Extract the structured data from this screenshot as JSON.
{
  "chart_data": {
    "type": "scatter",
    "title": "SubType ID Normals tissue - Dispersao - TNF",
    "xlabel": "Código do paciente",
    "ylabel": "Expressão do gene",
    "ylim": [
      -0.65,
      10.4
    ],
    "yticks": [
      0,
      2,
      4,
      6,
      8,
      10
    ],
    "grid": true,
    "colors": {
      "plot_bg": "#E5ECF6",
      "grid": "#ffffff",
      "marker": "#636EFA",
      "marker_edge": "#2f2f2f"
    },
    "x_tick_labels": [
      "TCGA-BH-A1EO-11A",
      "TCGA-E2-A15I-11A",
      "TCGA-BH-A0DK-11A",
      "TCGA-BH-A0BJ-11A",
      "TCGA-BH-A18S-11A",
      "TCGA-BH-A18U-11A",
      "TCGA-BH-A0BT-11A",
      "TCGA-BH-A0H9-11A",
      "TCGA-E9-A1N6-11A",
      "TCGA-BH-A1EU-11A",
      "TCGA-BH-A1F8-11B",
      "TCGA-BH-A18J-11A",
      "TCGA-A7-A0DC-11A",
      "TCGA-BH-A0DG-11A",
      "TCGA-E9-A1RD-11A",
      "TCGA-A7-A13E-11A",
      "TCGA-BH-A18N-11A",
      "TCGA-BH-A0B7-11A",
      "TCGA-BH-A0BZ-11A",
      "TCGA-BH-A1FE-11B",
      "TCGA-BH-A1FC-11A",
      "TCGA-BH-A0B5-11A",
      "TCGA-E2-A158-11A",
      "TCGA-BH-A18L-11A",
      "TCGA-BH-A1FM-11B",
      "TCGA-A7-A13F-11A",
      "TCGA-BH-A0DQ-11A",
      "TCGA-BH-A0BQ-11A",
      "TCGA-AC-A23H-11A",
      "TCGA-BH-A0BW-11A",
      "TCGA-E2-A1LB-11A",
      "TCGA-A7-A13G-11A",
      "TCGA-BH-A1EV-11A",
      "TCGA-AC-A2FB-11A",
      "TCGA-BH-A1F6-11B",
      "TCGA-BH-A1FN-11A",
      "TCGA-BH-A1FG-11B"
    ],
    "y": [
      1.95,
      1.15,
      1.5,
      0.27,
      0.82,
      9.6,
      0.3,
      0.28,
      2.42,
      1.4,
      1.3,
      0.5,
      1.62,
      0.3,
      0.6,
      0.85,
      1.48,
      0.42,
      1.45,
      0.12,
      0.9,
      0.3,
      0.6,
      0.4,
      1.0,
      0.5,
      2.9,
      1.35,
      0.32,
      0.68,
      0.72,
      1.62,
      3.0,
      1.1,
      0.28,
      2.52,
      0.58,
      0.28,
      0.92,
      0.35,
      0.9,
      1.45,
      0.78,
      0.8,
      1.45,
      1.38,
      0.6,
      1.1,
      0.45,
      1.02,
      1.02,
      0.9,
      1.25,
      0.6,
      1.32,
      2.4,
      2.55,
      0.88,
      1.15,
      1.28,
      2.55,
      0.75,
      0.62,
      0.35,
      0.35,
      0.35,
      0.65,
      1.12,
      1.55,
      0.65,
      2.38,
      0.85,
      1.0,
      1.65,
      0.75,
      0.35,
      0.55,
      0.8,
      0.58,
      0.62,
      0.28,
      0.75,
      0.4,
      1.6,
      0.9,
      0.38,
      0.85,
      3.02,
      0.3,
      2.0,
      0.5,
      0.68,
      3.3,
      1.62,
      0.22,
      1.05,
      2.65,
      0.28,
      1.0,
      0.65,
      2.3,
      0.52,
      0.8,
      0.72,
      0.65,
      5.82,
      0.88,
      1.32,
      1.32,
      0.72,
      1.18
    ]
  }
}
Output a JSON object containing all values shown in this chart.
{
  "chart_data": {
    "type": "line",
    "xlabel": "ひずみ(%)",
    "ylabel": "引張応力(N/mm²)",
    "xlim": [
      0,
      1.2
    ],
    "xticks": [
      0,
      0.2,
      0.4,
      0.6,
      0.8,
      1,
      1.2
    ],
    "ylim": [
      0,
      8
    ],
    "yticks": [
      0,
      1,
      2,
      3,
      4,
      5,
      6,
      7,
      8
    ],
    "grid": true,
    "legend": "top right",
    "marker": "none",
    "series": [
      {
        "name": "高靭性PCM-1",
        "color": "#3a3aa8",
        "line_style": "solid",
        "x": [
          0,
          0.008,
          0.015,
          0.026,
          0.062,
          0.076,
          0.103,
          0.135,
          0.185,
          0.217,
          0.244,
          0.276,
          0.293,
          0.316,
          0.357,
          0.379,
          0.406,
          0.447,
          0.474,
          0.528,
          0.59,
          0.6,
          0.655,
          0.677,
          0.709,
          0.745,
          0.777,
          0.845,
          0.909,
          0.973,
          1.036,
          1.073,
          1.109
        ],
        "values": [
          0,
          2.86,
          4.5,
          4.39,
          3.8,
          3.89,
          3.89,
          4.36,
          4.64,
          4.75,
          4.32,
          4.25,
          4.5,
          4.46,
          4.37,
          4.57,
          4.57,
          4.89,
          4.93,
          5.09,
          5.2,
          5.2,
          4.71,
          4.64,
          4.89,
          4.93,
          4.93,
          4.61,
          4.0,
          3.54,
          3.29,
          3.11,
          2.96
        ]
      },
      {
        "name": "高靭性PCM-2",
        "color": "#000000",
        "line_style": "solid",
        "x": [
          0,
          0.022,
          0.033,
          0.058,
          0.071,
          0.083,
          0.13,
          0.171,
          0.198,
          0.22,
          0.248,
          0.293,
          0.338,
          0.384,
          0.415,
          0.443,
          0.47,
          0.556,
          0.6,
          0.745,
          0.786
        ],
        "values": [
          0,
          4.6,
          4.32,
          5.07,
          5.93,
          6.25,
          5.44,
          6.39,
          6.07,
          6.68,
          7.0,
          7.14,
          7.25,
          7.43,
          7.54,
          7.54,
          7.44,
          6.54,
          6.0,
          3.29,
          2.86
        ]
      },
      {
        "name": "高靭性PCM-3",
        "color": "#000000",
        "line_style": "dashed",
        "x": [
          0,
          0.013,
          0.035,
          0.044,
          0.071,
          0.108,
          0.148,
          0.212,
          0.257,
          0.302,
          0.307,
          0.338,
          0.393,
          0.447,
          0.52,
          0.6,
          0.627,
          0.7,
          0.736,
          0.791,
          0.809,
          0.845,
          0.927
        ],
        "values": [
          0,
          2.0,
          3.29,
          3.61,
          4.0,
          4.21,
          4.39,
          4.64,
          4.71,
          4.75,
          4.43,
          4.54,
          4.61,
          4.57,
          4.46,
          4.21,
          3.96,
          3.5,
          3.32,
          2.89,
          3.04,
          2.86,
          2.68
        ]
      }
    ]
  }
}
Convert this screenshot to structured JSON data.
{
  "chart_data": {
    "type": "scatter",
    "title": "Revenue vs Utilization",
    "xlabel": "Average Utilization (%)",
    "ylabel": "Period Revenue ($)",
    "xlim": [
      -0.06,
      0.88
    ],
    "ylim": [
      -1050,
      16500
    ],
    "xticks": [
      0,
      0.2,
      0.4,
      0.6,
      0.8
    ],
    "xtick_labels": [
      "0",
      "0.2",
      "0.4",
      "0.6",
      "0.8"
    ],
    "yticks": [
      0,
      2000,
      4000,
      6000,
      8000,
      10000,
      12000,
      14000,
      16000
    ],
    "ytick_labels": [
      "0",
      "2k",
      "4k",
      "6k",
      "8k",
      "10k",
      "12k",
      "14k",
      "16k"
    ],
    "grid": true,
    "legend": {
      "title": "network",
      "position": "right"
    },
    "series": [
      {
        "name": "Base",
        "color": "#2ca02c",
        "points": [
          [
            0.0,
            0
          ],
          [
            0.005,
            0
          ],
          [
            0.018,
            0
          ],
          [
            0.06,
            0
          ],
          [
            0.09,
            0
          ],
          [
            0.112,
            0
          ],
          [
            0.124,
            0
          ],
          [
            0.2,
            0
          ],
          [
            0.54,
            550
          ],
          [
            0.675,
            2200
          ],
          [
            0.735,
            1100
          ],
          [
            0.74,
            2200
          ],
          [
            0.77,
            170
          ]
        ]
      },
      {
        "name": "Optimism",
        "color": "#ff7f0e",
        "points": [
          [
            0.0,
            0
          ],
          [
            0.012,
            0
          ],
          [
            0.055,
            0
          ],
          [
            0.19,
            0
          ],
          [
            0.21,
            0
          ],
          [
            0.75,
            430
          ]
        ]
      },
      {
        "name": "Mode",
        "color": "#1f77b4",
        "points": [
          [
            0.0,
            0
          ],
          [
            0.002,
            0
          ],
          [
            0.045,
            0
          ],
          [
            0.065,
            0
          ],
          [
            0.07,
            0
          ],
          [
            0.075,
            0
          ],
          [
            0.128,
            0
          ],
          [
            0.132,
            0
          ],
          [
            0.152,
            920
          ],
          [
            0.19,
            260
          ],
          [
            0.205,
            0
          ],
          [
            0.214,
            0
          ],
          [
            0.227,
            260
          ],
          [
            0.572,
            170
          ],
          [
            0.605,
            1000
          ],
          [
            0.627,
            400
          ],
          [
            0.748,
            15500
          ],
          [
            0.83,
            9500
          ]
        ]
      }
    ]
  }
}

++++++

STATED GOAL
Reply with the number of lines in the material above that contain "ylabel", and nothing more.

THE SOLUTION
3